> TRECHO APRESENTADO:
^^^^
A mitologia do vampiro, em específico o clássico personagem conde Drácula, é tão difundida e conhecida que parece estar enraizada na cultura da humanidade há séculos. Ledo engano. É óbvio que histórias de vampiros existem há séculos, mas foi só no ano de 1897 que o romance Drácula foi publicado, sob a pena de um escritor irlandês chamado Bram Stoker. E o sucesso da extensa colagem de diários e registros em primeira pessoa foi instantâneo. Da literatura para os palcos de teatro a transição foi igualmente bem-sucedida, e daí para o cinema era só uma questão de tempo. Da era do cinema mudo o mais marcante filme baseado no romance foi Nosferatu (Murnau, 1922), que usou o mito criado por Stoker de forma livre, apenas trocando os nomes dos personagens e os locais da história.
O sucesso da peça teatral estrelada pelo húngaro Bela Lugosi entusiasmou a Universal, que decidiu filmar Drácula na aurora do cinema falado, quando ainda não era nem mesmo possível combinar a trilha sonora com os diálogos dos atores. O ano era 1931, em plena época pós-depressão, e um reinado se iniciava no cinema de horror como o conhecemos hoje. Drácula chegava às telas adequadamente personificado, infelizmente baseado mais na peça de teatro que no tétrico texto de Stoker.
Nesta versão, o corretor de imóveis Renfield (Dwight Frye) viaja à Transilvânia para negociar a venda de um imóvel inglês para um certo conde Drácula. Ao encontrar seu anfitrião, Renfield logo descobre que a intenção do comprador é outra. Drácula leva a cabo seu plano e chega à Inglaterra, envolvendo-se com a família vizinha à sua propriedade, detentora de um asilo de loucos e comandada pelo Dr. Seward (Herbert Bunston), pai de Mina Seward (Helen Chandler) e futuro sogro de John Harker (David Manners).
Exceto pela inversão de parentesco e pela exclusão de alguns personagens, o filme do diretor Tod Browning mantém uma certa fidelidade à linha principal do romance de Stoker (ao contrário de adaptações como O Vampiro da Noite, que mandam a estrutura concebida pelo autor irlandês às favas). Mas fidelidade nem sempre implica em qualidade de transposição. Enquanto a primeira meia hora do filme mostra-se um deleite, com uma ambientação extremamente competente nas seqüências da Transilvânia e no interior do castelo do conde, o filme patina em furos aberrantes no roteiro e num desenvolvimento confuso em sua parte final, culminando num desfecho abrupto e insatisfatório. Ainda assim, o filme mantém uma aura mágica que fascina e mantém seu status de clássico absoluto do cinema de horror. Como? Há que se louvar, por exemplo, a presença dos dois protagonistas do bem. O primeiro deles é Renfield, que sucumbe ao monstro e logo cede espaço ao dr. Van Helsing (Edward van Sloan), austero cientista e exímio conhecedor das características do vampiro. São eles que, ao lado da presença magnética de Bela Lugosi e dos cenários quase oníricos da primeira parte do filme, mantêm o interesse constante ao longo de uma obra que, sem sombra de dúvida, seria completamente esquecível sem a sua presença.
^^^^
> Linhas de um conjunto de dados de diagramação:
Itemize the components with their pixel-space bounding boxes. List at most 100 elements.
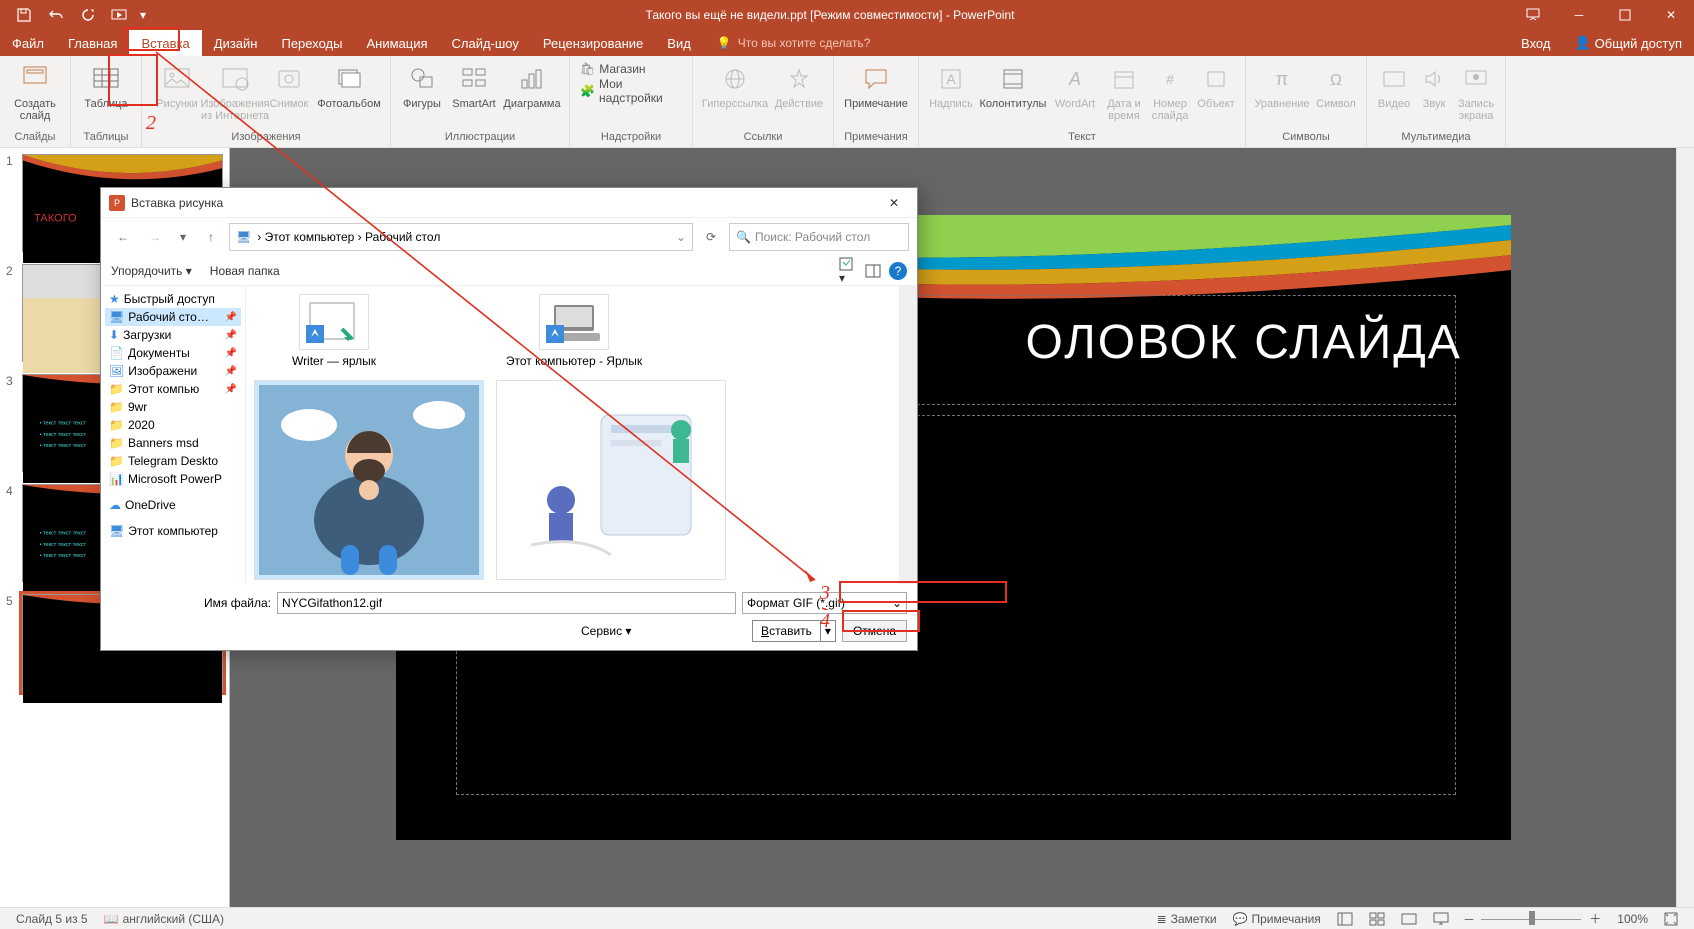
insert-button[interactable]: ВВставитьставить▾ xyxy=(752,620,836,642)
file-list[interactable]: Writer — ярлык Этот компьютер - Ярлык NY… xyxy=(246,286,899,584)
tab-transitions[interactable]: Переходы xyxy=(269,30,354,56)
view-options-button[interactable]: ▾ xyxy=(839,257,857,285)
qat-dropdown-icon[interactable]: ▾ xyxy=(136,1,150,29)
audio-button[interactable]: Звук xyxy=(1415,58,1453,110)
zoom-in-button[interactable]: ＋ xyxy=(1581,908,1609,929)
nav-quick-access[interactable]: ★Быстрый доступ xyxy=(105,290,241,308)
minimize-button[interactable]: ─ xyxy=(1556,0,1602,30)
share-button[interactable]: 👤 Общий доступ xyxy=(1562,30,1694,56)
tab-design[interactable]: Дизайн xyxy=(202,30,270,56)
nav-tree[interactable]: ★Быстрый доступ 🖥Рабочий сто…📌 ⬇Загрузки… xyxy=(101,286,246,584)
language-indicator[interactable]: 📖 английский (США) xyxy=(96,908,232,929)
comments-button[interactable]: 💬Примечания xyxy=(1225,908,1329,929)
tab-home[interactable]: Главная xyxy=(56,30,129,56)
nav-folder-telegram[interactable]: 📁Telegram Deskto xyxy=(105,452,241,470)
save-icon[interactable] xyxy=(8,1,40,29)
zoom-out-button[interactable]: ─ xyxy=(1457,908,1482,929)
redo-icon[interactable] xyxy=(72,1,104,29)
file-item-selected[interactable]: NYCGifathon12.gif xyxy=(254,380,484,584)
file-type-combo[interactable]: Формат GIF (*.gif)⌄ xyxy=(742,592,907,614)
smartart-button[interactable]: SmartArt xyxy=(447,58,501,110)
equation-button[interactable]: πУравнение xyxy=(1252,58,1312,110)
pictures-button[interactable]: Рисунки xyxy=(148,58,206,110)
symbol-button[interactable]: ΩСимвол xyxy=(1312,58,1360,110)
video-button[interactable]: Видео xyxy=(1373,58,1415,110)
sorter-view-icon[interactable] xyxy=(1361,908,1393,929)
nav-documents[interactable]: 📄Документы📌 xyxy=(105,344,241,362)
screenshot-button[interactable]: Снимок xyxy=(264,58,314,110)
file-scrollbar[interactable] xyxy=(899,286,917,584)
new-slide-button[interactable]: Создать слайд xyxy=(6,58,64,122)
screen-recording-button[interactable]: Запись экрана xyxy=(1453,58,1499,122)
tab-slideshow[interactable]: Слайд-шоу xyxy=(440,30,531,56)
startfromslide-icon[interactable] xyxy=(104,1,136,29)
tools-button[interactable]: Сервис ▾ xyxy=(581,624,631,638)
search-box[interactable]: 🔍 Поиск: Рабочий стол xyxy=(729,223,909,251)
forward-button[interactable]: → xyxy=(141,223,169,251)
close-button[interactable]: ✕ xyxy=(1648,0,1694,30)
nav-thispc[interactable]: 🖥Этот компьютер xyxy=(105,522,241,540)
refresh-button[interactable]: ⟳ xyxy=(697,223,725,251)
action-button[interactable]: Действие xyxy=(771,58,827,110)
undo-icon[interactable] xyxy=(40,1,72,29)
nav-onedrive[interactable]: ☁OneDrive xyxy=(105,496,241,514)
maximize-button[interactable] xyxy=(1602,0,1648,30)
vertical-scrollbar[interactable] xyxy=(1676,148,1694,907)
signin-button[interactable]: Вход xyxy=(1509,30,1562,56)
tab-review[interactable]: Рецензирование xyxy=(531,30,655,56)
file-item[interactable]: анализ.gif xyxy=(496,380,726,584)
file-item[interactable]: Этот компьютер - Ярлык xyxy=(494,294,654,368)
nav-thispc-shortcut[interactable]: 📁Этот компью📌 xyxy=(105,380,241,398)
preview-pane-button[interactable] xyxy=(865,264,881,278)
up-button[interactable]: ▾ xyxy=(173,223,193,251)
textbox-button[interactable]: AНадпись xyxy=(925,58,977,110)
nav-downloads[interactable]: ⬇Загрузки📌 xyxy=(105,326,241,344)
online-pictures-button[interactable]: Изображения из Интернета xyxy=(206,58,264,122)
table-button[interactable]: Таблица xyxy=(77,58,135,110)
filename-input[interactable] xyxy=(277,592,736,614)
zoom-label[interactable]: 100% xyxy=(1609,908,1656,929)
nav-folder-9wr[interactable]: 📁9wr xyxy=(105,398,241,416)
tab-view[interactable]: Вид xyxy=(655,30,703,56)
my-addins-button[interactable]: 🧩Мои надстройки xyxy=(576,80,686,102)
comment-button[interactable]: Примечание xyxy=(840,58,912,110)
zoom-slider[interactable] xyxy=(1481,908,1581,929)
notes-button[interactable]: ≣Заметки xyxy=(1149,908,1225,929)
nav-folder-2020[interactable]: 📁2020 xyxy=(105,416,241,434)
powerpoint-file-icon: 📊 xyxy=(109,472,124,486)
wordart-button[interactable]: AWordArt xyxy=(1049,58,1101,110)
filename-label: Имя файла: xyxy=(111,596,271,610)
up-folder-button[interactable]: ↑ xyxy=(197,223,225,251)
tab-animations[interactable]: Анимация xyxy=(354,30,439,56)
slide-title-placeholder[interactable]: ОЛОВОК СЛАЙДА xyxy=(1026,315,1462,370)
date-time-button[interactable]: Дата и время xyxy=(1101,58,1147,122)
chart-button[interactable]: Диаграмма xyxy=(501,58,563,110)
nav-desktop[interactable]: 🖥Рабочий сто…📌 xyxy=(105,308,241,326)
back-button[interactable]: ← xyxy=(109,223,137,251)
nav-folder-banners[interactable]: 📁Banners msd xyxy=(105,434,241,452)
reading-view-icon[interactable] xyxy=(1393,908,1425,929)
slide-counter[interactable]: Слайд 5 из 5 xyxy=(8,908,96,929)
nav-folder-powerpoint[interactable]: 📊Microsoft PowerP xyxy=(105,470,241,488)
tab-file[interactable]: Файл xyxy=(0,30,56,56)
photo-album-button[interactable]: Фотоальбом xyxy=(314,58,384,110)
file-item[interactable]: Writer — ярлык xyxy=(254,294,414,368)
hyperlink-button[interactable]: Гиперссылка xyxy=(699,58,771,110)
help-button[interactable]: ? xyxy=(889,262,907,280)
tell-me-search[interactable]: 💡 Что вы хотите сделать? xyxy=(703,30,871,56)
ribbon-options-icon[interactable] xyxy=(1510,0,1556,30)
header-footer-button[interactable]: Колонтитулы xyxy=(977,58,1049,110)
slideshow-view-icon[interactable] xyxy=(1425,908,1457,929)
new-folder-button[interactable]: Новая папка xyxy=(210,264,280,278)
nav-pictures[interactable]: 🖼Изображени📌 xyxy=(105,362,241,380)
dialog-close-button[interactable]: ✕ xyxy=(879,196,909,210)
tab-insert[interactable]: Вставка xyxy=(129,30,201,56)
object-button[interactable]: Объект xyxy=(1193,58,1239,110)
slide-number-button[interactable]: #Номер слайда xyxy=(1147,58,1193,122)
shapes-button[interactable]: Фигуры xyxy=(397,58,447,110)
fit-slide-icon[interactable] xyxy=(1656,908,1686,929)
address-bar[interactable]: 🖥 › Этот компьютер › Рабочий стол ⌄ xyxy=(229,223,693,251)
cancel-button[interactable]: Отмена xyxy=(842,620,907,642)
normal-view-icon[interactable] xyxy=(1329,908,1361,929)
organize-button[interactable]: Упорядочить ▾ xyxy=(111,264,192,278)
^^^^
> OBJETIVO DA TAREFA: Dê seguimento à crítica do filme Drácula a partir do ponto em que ela termina. Os registros não guardam nenhuma relação com a crítica do filme Drácula.

> RESPOSTA FINAL:
Bela Lugosi, por sinal, foi o grande responsável por definir a figura do vampiro como a conhecemos hoje. Por mais que tentemos nos desvencilhar de todas as influências e divisar de onde origina a imagem do vampiro clássico em nossa mente, sempre voltamos à persona de Lugosi. Pois foi ele quem deu o tom para tudo o que seria feito sobre os vampiros pelo resto do século, de desenhos animados a HQs, de filmes de baixo orçamento a superproduções. A despeito de todas as falhas técnicas de Drácula e da quase unanimidade quanto à má direção do ausente Tod Browning (muitos alegam que o diretor de fotografia e cameraman Karl Freund seria o verdadeiro responsável pelas melhores seqüências do filme), é inegável que a adaptação de 1931 estabeleceu um padrão definitivo para um gênero que estava apenas nascendo. Talvez até mais que o melhor realizado Frankenstein, produzido no mesmo ano e estrelado pelo rival Boris Karloff.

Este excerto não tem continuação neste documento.